(A run of records)
+ + + + + + +

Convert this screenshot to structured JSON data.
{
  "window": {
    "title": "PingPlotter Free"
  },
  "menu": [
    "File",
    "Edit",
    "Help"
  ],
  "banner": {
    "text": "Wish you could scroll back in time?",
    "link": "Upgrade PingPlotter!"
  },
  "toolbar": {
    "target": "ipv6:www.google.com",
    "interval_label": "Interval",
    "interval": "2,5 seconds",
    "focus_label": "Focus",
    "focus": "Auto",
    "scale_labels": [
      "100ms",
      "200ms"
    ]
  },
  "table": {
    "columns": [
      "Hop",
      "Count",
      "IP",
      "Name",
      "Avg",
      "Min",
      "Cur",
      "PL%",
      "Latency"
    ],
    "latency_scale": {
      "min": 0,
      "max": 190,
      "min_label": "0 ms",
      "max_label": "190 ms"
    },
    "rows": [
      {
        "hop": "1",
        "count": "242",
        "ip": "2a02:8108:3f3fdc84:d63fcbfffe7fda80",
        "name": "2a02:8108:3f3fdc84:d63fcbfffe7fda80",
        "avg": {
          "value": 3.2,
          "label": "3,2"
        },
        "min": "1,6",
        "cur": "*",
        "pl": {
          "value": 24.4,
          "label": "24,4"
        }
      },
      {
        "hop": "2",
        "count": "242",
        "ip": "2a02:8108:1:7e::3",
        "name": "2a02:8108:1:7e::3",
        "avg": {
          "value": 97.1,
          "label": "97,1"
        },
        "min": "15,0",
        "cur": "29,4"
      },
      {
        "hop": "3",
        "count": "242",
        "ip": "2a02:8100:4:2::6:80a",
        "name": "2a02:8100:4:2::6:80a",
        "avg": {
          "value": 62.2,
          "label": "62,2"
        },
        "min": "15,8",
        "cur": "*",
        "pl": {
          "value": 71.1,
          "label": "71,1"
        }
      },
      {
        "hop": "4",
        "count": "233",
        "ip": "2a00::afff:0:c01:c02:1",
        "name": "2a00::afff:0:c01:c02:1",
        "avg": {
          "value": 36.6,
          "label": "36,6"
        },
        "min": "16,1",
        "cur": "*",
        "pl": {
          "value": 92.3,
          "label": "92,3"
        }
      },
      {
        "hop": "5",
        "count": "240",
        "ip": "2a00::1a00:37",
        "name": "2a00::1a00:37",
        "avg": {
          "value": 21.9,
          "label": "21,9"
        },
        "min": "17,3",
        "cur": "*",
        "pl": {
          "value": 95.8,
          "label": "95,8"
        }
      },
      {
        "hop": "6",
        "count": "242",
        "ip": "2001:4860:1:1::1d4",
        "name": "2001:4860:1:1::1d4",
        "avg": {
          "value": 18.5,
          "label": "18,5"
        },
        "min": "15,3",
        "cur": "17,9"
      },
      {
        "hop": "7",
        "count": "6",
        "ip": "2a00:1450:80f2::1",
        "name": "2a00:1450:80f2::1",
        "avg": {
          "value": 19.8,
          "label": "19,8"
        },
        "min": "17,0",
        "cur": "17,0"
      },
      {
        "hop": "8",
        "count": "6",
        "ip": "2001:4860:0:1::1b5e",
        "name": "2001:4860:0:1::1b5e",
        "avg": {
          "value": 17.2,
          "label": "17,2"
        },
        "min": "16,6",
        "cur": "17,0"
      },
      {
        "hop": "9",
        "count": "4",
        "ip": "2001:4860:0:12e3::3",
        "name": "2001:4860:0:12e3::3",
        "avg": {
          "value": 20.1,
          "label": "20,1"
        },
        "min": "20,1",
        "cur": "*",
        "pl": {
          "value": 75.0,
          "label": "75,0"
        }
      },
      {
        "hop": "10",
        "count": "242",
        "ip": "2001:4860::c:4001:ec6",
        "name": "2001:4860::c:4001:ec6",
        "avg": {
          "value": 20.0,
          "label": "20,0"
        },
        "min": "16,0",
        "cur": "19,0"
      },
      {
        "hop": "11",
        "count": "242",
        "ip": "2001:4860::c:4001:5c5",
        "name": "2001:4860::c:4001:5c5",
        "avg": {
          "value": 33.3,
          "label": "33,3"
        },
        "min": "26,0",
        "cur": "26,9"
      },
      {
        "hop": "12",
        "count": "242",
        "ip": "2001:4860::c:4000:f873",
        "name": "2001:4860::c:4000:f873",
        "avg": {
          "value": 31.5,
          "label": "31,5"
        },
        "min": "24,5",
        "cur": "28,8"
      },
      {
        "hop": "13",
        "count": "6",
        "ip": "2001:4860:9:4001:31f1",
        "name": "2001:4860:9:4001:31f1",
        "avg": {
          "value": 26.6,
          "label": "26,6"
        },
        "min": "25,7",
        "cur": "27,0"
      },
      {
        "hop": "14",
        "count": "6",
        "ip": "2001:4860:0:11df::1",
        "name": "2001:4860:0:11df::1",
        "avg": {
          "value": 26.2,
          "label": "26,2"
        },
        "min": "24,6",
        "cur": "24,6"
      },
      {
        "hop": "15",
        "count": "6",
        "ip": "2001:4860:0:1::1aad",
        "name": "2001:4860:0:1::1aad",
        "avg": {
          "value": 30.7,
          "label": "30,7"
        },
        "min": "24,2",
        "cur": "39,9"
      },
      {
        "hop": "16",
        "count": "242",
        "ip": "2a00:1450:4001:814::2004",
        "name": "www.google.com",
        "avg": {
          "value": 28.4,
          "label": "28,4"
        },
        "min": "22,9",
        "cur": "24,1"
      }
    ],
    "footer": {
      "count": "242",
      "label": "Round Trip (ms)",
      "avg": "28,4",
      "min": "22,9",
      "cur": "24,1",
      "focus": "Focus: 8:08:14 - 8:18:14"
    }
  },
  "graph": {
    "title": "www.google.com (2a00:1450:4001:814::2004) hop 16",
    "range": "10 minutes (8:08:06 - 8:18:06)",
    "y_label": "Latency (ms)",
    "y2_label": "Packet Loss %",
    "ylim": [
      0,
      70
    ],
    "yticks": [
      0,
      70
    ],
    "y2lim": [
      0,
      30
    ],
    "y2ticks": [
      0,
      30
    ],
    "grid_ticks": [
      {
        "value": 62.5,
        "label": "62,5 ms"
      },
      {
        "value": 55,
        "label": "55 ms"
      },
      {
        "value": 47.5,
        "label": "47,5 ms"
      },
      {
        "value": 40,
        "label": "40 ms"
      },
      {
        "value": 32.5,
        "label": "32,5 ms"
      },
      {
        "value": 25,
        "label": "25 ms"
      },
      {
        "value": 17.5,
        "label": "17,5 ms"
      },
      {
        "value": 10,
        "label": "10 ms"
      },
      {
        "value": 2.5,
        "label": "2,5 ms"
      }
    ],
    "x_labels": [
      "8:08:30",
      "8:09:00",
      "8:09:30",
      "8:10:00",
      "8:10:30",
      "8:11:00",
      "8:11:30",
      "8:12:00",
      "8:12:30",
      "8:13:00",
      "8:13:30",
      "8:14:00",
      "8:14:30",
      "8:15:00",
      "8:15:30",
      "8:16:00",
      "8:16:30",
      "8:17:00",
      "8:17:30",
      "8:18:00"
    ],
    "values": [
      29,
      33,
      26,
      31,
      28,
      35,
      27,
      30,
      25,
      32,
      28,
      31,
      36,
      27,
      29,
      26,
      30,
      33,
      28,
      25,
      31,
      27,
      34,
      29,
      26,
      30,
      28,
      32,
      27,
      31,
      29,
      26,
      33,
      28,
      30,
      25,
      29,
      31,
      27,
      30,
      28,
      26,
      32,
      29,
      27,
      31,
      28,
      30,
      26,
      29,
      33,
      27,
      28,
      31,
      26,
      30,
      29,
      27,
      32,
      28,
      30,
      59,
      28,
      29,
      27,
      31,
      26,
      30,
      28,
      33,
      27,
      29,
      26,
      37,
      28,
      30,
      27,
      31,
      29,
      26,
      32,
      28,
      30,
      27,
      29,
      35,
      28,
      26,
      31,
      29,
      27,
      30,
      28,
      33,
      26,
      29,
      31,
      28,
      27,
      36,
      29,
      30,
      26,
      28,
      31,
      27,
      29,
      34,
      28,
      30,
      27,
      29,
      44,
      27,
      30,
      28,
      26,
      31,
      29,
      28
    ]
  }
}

+ + + + + + +

**Objective:** Identify the lines of the data that contain the word "google". Copy each of them.

**Task output:**
    "target": "ipv6:www.google.com",
        "name": "www.google.com",
    "title": "www.google.com (2a00:1450:4001:814::2004) hop 16",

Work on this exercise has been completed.